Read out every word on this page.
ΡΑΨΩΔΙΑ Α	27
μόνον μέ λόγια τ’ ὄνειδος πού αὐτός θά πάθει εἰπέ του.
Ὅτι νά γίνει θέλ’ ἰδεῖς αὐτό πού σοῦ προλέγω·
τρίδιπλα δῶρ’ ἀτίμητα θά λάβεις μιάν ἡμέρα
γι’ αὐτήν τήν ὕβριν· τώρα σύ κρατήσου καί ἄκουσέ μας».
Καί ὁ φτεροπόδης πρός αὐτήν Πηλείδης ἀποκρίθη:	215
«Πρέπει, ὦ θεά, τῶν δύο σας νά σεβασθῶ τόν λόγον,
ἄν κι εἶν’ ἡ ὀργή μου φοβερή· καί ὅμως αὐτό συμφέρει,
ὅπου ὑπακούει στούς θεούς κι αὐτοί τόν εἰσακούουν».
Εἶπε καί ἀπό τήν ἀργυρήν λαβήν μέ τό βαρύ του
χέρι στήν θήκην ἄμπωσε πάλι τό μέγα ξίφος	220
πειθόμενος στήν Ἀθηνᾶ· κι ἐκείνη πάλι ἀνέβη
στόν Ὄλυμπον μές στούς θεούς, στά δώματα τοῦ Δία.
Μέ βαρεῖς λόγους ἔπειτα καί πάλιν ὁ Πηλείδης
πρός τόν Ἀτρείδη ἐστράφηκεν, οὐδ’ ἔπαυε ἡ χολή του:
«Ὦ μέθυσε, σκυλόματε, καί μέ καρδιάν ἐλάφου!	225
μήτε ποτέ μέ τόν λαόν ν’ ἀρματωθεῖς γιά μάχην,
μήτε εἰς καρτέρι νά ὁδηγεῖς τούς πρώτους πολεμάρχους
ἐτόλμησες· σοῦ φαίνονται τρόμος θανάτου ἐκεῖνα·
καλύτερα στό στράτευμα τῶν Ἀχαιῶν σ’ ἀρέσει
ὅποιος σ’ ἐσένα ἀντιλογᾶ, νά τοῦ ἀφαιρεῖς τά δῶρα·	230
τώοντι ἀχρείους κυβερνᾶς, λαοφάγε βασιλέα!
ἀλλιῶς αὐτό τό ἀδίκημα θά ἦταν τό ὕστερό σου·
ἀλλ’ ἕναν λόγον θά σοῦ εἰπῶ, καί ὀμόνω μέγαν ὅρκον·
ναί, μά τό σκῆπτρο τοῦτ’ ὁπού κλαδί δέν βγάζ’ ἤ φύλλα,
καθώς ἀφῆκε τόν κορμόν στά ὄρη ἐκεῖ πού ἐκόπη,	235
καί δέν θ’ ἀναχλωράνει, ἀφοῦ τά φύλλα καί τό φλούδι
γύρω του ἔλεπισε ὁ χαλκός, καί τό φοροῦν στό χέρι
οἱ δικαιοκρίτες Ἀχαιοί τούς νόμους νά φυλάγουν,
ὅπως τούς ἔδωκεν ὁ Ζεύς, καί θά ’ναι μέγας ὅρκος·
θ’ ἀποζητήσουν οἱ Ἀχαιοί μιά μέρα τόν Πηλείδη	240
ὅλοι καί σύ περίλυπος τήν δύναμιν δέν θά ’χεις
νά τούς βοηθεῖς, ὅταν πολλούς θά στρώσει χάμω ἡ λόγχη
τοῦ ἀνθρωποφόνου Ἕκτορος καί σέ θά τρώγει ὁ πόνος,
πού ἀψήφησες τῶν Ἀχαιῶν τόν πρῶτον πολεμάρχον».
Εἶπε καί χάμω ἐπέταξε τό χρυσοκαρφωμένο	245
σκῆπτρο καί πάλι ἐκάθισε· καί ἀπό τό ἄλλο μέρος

☆ ☆ ☆

Exercise requirements -
Find each line in the records holding the string "μήτε" and show it.

Final answer -
μήτε ποτέ μέ τόν λαόν ν’ ἀρματωθεῖς γιά μάχην,
μήτε εἰς καρτέρι νά ὁδηγεῖς τούς πρώτους πολεμάρχους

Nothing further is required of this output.